▸ DIRECTIONS: Exactly as written, retype the listing below, omitting the pictures.

Entries from a dataset

※ ※ ※

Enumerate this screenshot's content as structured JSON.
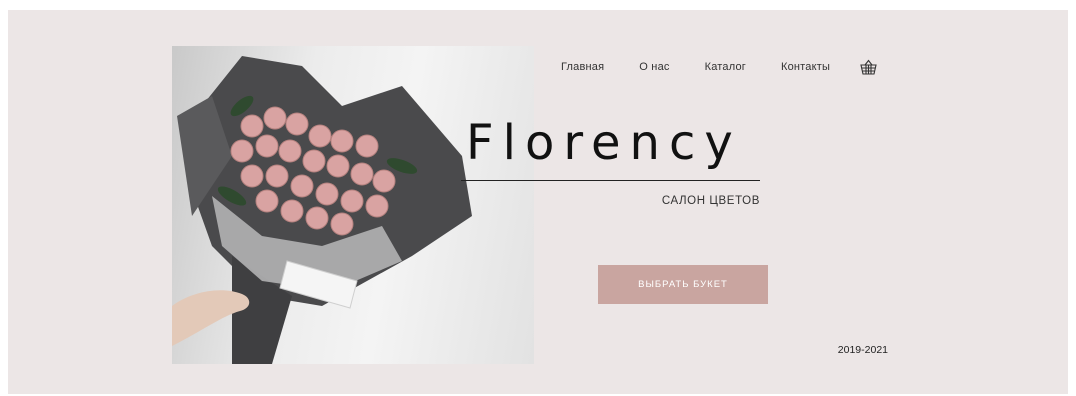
{
  "nav": {
    "items": [
      {
        "label": "Главная"
      },
      {
        "label": "О нас"
      },
      {
        "label": "Каталог"
      },
      {
        "label": "Контакты"
      }
    ],
    "cart_icon": "basket-icon"
  },
  "hero": {
    "brand": "Florency",
    "subtitle": "САЛОН ЦВЕТОВ",
    "cta_label": "ВЫБРАТЬ БУКЕТ",
    "years": "2019-2021",
    "image_icon": "flower-bouquet-image"
  },
  "colors": {
    "background": "#ece6e6",
    "accent": "#c9a5a0",
    "text": "#111111"
  }
}
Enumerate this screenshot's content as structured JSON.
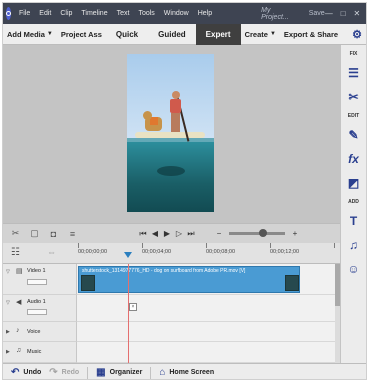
{
  "titlebar": {
    "menus": [
      "File",
      "Edit",
      "Clip",
      "Timeline",
      "Text",
      "Tools",
      "Window",
      "Help"
    ],
    "project": "My Project...",
    "save": "Save",
    "controls": {
      "minimize": "—",
      "maximize": "□",
      "close": "✕"
    }
  },
  "modebar": {
    "add_media": "Add Media",
    "project_assets": "Project Ass",
    "tabs": [
      "Quick",
      "Guided",
      "Expert"
    ],
    "active_tab": "Expert",
    "create": "Create",
    "export_share": "Export & Share"
  },
  "rpanel": {
    "fix_label": "FIX",
    "edit_label": "EDIT",
    "add_label": "ADD"
  },
  "timeline": {
    "timecodes": [
      "00;00;00;00",
      "00;00;04;00",
      "00;00;08;00",
      "00;00;12;00",
      "00;00;16;00"
    ],
    "tracks": {
      "video1": "Video 1",
      "audio1": "Audio 1",
      "voice": "Voice",
      "music": "Music"
    },
    "clip_name": "shutterstock_1314977776_HD - dog on surfboard from Adobe PR.mov [V]"
  },
  "bottombar": {
    "undo": "Undo",
    "redo": "Redo",
    "organizer": "Organizer",
    "home": "Home Screen"
  },
  "colors": {
    "accent": "#2a3f8f",
    "clip": "#4a9bd3",
    "playhead": "#2b7fbf"
  }
}
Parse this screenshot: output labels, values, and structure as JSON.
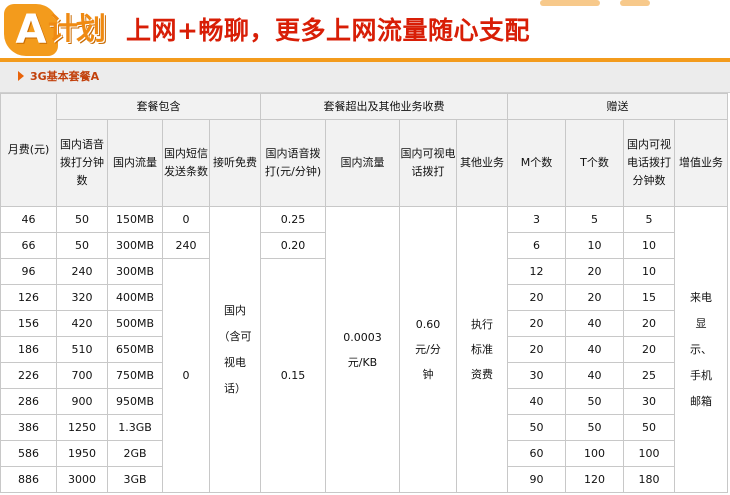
{
  "banner": {
    "logo_letter": "A",
    "logo_text": "计划",
    "headline": "上网+畅聊，更多上网流量随心支配"
  },
  "section": {
    "title": "3G基本套餐A"
  },
  "table": {
    "groups": {
      "included": "套餐包含",
      "overage": "套餐超出及其他业务收费",
      "gifts": "赠送"
    },
    "columns": {
      "fee": "月费(元)",
      "voice_min": "国内语音拨打分钟数",
      "data": "国内流量",
      "sms": "国内短信发送条数",
      "free_answer": "接听免费",
      "voice_rate": "国内语音拨打(元/分钟)",
      "data_rate": "国内流量",
      "video_call": "国内可视电话拨打",
      "other": "其他业务",
      "m_count": "M个数",
      "t_count": "T个数",
      "video_min": "国内可视电话拨打分钟数",
      "vas": "增值业务"
    },
    "rows": [
      {
        "fee": "46",
        "voice": "50",
        "data": "150MB",
        "m": "3",
        "t": "5",
        "video": "5"
      },
      {
        "fee": "66",
        "voice": "50",
        "data": "300MB",
        "m": "6",
        "t": "10",
        "video": "10"
      },
      {
        "fee": "96",
        "voice": "240",
        "data": "300MB",
        "m": "12",
        "t": "20",
        "video": "10"
      },
      {
        "fee": "126",
        "voice": "320",
        "data": "400MB",
        "m": "20",
        "t": "20",
        "video": "15"
      },
      {
        "fee": "156",
        "voice": "420",
        "data": "500MB",
        "m": "20",
        "t": "40",
        "video": "20"
      },
      {
        "fee": "186",
        "voice": "510",
        "data": "650MB",
        "m": "20",
        "t": "40",
        "video": "20"
      },
      {
        "fee": "226",
        "voice": "700",
        "data": "750MB",
        "m": "30",
        "t": "40",
        "video": "25"
      },
      {
        "fee": "286",
        "voice": "900",
        "data": "950MB",
        "m": "40",
        "t": "50",
        "video": "30"
      },
      {
        "fee": "386",
        "voice": "1250",
        "data": "1.3GB",
        "m": "50",
        "t": "50",
        "video": "50"
      },
      {
        "fee": "586",
        "voice": "1950",
        "data": "2GB",
        "m": "60",
        "t": "100",
        "video": "100"
      },
      {
        "fee": "886",
        "voice": "3000",
        "data": "3GB",
        "m": "90",
        "t": "120",
        "video": "180"
      }
    ],
    "sms_row1": "0",
    "sms_row2": "240",
    "sms_rest": "0",
    "free_answer_text": "国内（含可视电话）",
    "voice_rate_row1": "0.25",
    "voice_rate_row2": "0.20",
    "voice_rate_rest": "0.15",
    "data_rate_text": "0.0003元/KB",
    "video_call_text": "0.60元/分钟",
    "other_text": "执行标准资费",
    "vas_text": "来电显示、手机邮箱"
  },
  "colors": {
    "accent": "#f39b1c",
    "headline": "#d81e06",
    "section_title": "#c2410c"
  }
}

※ ※ ※

▸ ANSWER TO THIS EXERCISE:
Enumerate this screenshot's content as structured JSON.
{
  "nav": {
    "items": [
      {
        "label": "Главная"
      },
      {
        "label": "О нас"
      },
      {
        "label": "Каталог"
      },
      {
        "label": "Контакты"
      }
    ],
    "cart_icon": "basket-icon"
  },
  "hero": {
    "brand": "Florency",
    "subtitle": "САЛОН ЦВЕТОВ",
    "cta_label": "ВЫБРАТЬ БУКЕТ",
    "years": "2019-2021",
    "image_icon": "flower-bouquet-image"
  },
  "colors": {
    "background": "#ece6e6",
    "accent": "#c9a5a0",
    "text": "#111111"
  }
}
Enumerate this screenshot's content as structured JSON.
{
  "titlebar": {
    "menus": [
      "File",
      "Edit",
      "Clip",
      "Timeline",
      "Text",
      "Tools",
      "Window",
      "Help"
    ],
    "project": "My Project...",
    "save": "Save",
    "controls": {
      "minimize": "—",
      "maximize": "□",
      "close": "✕"
    }
  },
  "modebar": {
    "add_media": "Add Media",
    "project_assets": "Project Ass",
    "tabs": [
      "Quick",
      "Guided",
      "Expert"
    ],
    "active_tab": "Expert",
    "create": "Create",
    "export_share": "Export & Share"
  },
  "rpanel": {
    "fix_label": "FIX",
    "edit_label": "EDIT",
    "add_label": "ADD"
  },
  "timeline": {
    "timecodes": [
      "00;00;00;00",
      "00;00;04;00",
      "00;00;08;00",
      "00;00;12;00",
      "00;00;16;00"
    ],
    "tracks": {
      "video1": "Video 1",
      "audio1": "Audio 1",
      "voice": "Voice",
      "music": "Music"
    },
    "clip_name": "shutterstock_1314977776_HD - dog on surfboard from Adobe PR.mov [V]"
  },
  "bottombar": {
    "undo": "Undo",
    "redo": "Redo",
    "organizer": "Organizer",
    "home": "Home Screen"
  },
  "colors": {
    "accent": "#2a3f8f",
    "clip": "#4a9bd3",
    "playhead": "#2b7fbf"
  }
}
Parse this screenshot: output labels, values, and structure as JSON.
{
  "banner": {
    "logo_letter": "A",
    "logo_text": "计划",
    "headline": "上网+畅聊，更多上网流量随心支配"
  },
  "section": {
    "title": "3G基本套餐A"
  },
  "table": {
    "groups": {
      "included": "套餐包含",
      "overage": "套餐超出及其他业务收费",
      "gifts": "赠送"
    },
    "columns": {
      "fee": "月费(元)",
      "voice_min": "国内语音拨打分钟数",
      "data": "国内流量",
      "sms": "国内短信发送条数",
      "free_answer": "接听免费",
      "voice_rate": "国内语音拨打(元/分钟)",
      "data_rate": "国内流量",
      "video_call": "国内可视电话拨打",
      "other": "其他业务",
      "m_count": "M个数",
      "t_count": "T个数",
      "video_min": "国内可视电话拨打分钟数",
      "vas": "增值业务"
    },
    "rows": [
      {
        "fee": "46",
        "voice": "50",
        "data": "150MB",
        "m": "3",
        "t": "5",
        "video": "5"
      },
      {
        "fee": "66",
        "voice": "50",
        "data": "300MB",
        "m": "6",
        "t": "10",
        "video": "10"
      },
      {
        "fee": "96",
        "voice": "240",
        "data": "300MB",
        "m": "12",
        "t": "20",
        "video": "10"
      },
      {
        "fee": "126",
        "voice": "320",
        "data": "400MB",
        "m": "20",
        "t": "20",
        "video": "15"
      },
      {
        "fee": "156",
        "voice": "420",
        "data": "500MB",
        "m": "20",
        "t": "40",
        "video": "20"
      },
      {
        "fee": "186",
        "voice": "510",
        "data": "650MB",
        "m": "20",
        "t": "40",
        "video": "20"
      },
      {
        "fee": "226",
        "voice": "700",
        "data": "750MB",
        "m": "30",
        "t": "40",
        "video": "25"
      },
      {
        "fee": "286",
        "voice": "900",
        "data": "950MB",
        "m": "40",
        "t": "50",
        "video": "30"
      },
      {
        "fee": "386",
        "voice": "1250",
        "data": "1.3GB",
        "m": "50",
        "t": "50",
        "video": "50"
      },
      {
        "fee": "586",
        "voice": "1950",
        "data": "2GB",
        "m": "60",
        "t": "100",
        "video": "100"
      },
      {
        "fee": "886",
        "voice": "3000",
        "data": "3GB",
        "m": "90",
        "t": "120",
        "video": "180"
      }
    ],
    "sms_row1": "0",
    "sms_row2": "240",
    "sms_rest": "0",
    "free_answer_text": "国内（含可视电话）",
    "voice_rate_row1": "0.25",
    "voice_rate_row2": "0.20",
    "voice_rate_rest": "0.15",
    "data_rate_text": "0.0003元/KB",
    "video_call_text": "0.60元/分钟",
    "other_text": "执行标准资费",
    "vas_text": "来电显示、手机邮箱"
  },
  "colors": {
    "accent": "#f39b1c",
    "headline": "#d81e06",
    "section_title": "#c2410c"
  }
}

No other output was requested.